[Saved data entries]
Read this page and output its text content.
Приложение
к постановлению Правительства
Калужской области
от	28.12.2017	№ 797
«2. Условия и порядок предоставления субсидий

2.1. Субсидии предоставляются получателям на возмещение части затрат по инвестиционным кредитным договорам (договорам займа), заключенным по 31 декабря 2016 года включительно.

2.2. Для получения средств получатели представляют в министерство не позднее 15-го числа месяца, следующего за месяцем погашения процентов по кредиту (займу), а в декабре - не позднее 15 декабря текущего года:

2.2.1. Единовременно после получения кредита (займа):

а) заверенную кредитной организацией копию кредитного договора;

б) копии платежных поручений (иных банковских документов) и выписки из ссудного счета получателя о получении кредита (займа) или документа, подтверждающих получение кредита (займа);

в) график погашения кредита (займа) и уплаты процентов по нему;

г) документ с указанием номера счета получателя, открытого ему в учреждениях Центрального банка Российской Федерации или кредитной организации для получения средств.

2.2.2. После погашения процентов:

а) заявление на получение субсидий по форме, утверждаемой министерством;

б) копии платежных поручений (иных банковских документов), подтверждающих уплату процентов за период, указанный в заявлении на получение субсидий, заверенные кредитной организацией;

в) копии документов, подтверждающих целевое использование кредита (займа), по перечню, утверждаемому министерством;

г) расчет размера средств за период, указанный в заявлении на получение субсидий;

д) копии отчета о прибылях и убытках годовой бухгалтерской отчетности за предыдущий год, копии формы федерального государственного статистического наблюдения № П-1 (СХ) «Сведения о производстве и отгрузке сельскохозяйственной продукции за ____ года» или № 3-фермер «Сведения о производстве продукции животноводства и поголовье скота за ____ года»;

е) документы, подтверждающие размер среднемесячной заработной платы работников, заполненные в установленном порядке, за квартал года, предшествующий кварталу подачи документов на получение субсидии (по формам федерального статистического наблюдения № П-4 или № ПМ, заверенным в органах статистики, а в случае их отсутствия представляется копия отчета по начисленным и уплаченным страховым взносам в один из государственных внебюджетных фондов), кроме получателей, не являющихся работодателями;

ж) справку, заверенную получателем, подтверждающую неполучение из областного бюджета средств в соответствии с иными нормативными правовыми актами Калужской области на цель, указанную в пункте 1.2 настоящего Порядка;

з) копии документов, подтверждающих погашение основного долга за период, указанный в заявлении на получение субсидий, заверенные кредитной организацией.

## What is expected
Reproduce each line of the entries in which the word "заверенные" is found.

## Complete answer
б) копии платежных поручений (иных банковских документов), подтверждающих уплату процентов за период, указанный в заявлении на получение субсидий, заверенные кредитной организацией;
з) копии документов, подтверждающих погашение основного долга за период, указанный в заявлении на получение субсидий, заверенные кредитной организацией.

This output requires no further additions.